= What this task involves =
Name every daughter of Erechtheus that the Apollodorus passage lists.

= Source passage =

Apollodorus, The Library 3.15.1

When Pandion died, his sons divided their father’s inheritance between them, and Erechtheus got the kingdom, and Butes got the priesthood of Athena and Poseidon Erechtheus. Erechtheus married Praxithea, daughter of Phrasimus by Diogenia, daughter of Cephisus, and had sons, to wit, Cecrops, Pandorus, and Metion; and daughters, to wit, Procris, Creusa, Chthonia, and Orithyia, who was carried off by Boreas.  Greek Text

Pherekydes 3F146 – Die Fragmente der griechischen Historiker 1, p. 97, ed. F. Jacoby, 2d ed. Leiden 1957.

= Data =

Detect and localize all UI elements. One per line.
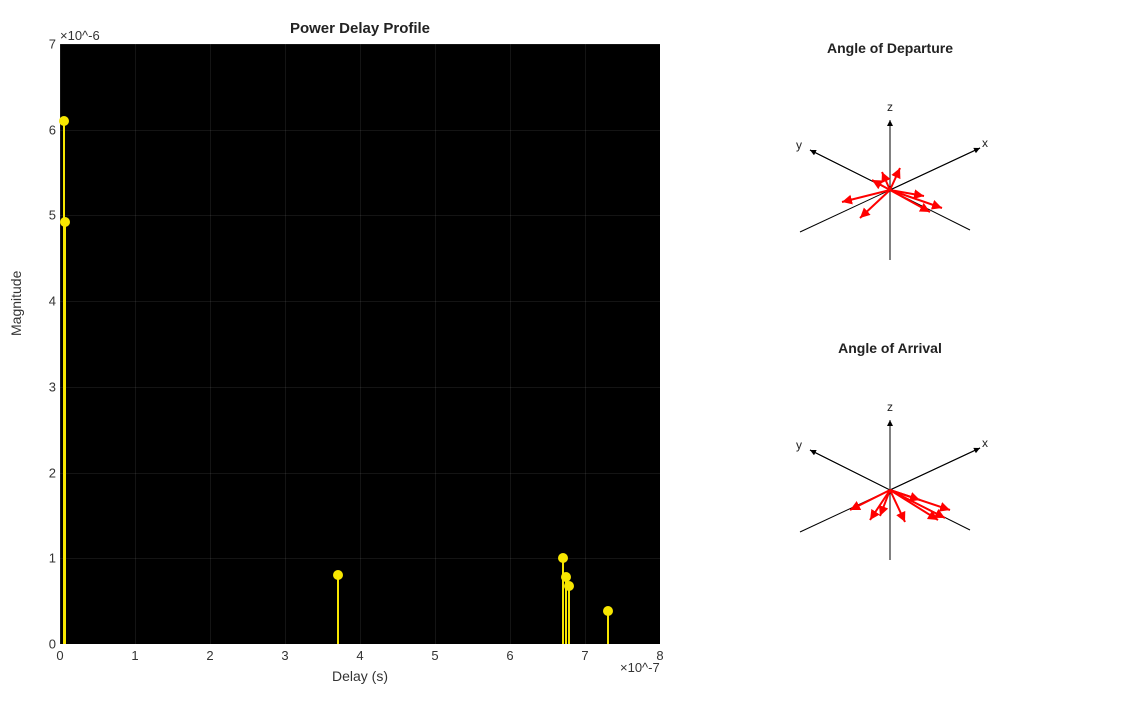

= Result for this exercise =
Procris, Creusa, Chthonia, Orithyia